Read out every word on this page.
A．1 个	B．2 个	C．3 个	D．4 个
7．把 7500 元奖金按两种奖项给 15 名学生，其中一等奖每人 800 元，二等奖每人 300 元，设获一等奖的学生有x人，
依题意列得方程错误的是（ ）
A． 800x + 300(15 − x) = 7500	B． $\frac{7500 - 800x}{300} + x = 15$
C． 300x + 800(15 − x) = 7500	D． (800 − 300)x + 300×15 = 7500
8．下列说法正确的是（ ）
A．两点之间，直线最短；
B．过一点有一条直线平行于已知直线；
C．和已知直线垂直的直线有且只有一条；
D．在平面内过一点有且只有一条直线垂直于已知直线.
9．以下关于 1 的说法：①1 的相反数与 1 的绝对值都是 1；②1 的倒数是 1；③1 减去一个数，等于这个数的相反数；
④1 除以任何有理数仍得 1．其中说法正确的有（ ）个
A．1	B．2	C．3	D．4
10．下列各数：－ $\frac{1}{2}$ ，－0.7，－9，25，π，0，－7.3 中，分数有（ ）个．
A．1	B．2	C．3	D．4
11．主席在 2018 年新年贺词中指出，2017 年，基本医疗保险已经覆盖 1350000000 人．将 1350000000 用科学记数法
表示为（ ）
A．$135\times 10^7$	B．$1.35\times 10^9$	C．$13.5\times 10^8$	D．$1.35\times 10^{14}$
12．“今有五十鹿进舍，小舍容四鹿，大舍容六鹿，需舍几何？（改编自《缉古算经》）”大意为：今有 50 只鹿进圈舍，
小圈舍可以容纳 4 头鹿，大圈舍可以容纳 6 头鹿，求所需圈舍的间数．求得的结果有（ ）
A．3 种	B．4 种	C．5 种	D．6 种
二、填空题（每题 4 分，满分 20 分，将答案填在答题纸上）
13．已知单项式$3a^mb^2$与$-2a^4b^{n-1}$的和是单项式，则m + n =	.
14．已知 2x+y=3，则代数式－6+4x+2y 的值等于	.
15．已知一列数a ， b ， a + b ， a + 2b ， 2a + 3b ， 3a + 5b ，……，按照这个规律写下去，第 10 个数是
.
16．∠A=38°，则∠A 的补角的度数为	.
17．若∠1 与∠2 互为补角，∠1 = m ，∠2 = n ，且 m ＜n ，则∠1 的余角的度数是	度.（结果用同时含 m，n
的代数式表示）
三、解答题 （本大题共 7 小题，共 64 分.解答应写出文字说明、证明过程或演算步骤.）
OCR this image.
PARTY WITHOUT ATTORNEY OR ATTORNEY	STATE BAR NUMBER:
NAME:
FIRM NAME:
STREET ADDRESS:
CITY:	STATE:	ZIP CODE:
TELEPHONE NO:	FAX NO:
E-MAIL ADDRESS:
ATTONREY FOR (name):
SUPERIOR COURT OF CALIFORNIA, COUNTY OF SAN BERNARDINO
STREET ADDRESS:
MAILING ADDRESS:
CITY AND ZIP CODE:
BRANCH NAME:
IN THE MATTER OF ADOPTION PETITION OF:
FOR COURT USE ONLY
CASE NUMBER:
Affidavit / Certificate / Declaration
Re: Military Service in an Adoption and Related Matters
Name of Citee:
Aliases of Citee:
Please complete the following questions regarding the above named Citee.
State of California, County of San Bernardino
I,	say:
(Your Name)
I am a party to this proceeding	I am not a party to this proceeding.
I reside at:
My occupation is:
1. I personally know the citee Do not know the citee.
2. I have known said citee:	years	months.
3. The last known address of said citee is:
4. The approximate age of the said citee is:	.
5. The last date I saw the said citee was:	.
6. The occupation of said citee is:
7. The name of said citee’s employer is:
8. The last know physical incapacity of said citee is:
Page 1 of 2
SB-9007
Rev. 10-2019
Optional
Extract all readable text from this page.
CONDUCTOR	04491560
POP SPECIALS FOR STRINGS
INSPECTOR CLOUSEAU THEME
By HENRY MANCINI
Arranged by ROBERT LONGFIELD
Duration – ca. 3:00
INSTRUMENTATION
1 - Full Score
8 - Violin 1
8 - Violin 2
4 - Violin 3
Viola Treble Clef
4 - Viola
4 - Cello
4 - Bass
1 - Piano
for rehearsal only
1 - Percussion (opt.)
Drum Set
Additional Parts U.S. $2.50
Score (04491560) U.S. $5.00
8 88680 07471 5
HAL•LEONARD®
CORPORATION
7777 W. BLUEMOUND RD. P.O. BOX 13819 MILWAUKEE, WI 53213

━━━━━━━━━━

:: Exercise aim ::
Transcribe all of the entries without altering anything.

:: Task response ::
Read out every word on this page.
A．1 个	B．2 个	C．3 个	D．4 个
7．把 7500 元奖金按两种奖项给 15 名学生，其中一等奖每人 800 元，二等奖每人 300 元，设获一等奖的学生有x人，
依题意列得方程错误的是（ ）
A． 800x + 300(15 − x) = 7500	B． $\frac{7500 - 800x}{300} + x = 15$
C． 300x + 800(15 − x) = 7500	D． (800 − 300)x + 300×15 = 7500
8．下列说法正确的是（ ）
A．两点之间，直线最短；
B．过一点有一条直线平行于已知直线；
C．和已知直线垂直的直线有且只有一条；
D．在平面内过一点有且只有一条直线垂直于已知直线.
9．以下关于 1 的说法：①1 的相反数与 1 的绝对值都是 1；②1 的倒数是 1；③1 减去一个数，等于这个数的相反数；
④1 除以任何有理数仍得 1．其中说法正确的有（ ）个
A．1	B．2	C．3	D．4
10．下列各数：－ $\frac{1}{2}$ ，－0.7，－9，25，π，0，－7.3 中，分数有（ ）个．
A．1	B．2	C．3	D．4
11．主席在 2018 年新年贺词中指出，2017 年，基本医疗保险已经覆盖 1350000000 人．将 1350000000 用科学记数法
表示为（ ）
A．$135\times 10^7$	B．$1.35\times 10^9$	C．$13.5\times 10^8$	D．$1.35\times 10^{14}$
12．“今有五十鹿进舍，小舍容四鹿，大舍容六鹿，需舍几何？（改编自《缉古算经》）”大意为：今有 50 只鹿进圈舍，
小圈舍可以容纳 4 头鹿，大圈舍可以容纳 6 头鹿，求所需圈舍的间数．求得的结果有（ ）
A．3 种	B．4 种	C．5 种	D．6 种
二、填空题（每题 4 分，满分 20 分，将答案填在答题纸上）
13．已知单项式$3a^mb^2$与$-2a^4b^{n-1}$的和是单项式，则m + n =	.
14．已知 2x+y=3，则代数式－6+4x+2y 的值等于	.
15．已知一列数a ， b ， a + b ， a + 2b ， 2a + 3b ， 3a + 5b ，……，按照这个规律写下去，第 10 个数是
.
16．∠A=38°，则∠A 的补角的度数为	.
17．若∠1 与∠2 互为补角，∠1 = m ，∠2 = n ，且 m ＜n ，则∠1 的余角的度数是	度.（结果用同时含 m，n
的代数式表示）
三、解答题 （本大题共 7 小题，共 64 分.解答应写出文字说明、证明过程或演算步骤.）
OCR this image.
PARTY WITHOUT ATTORNEY OR ATTORNEY	STATE BAR NUMBER:
NAME:
FIRM NAME:
STREET ADDRESS:
CITY:	STATE:	ZIP CODE:
TELEPHONE NO:	FAX NO:
E-MAIL ADDRESS:
ATTONREY FOR (name):
SUPERIOR COURT OF CALIFORNIA, COUNTY OF SAN BERNARDINO
STREET ADDRESS:
MAILING ADDRESS:
CITY AND ZIP CODE:
BRANCH NAME:
IN THE MATTER OF ADOPTION PETITION OF:
FOR COURT USE ONLY
CASE NUMBER:
Affidavit / Certificate / Declaration
Re: Military Service in an Adoption and Related Matters
Name of Citee:
Aliases of Citee:
Please complete the following questions regarding the above named Citee.
State of California, County of San Bernardino
I,	say:
(Your Name)
I am a party to this proceeding	I am not a party to this proceeding.
I reside at:
My occupation is:
1. I personally know the citee Do not know the citee.
2. I have known said citee:	years	months.
3. The last known address of said citee is:
4. The approximate age of the said citee is:	.
5. The last date I saw the said citee was:	.
6. The occupation of said citee is:
7. The name of said citee’s employer is:
8. The last know physical incapacity of said citee is:
Page 1 of 2
SB-9007
Rev. 10-2019
Optional
Extract all readable text from this page.
CONDUCTOR	04491560
POP SPECIALS FOR STRINGS
INSPECTOR CLOUSEAU THEME
By HENRY MANCINI
Arranged by ROBERT LONGFIELD
Duration – ca. 3:00
INSTRUMENTATION
1 - Full Score
8 - Violin 1
8 - Violin 2
4 - Violin 3
Viola Treble Clef
4 - Viola
4 - Cello
4 - Bass
1 - Piano
for rehearsal only
1 - Percussion (opt.)
Drum Set
Additional Parts U.S. $2.50
Score (04491560) U.S. $5.00
8 88680 07471 5
HAL•LEONARD®
CORPORATION
7777 W. BLUEMOUND RD. P.O. BOX 13819 MILWAUKEE, WI 53213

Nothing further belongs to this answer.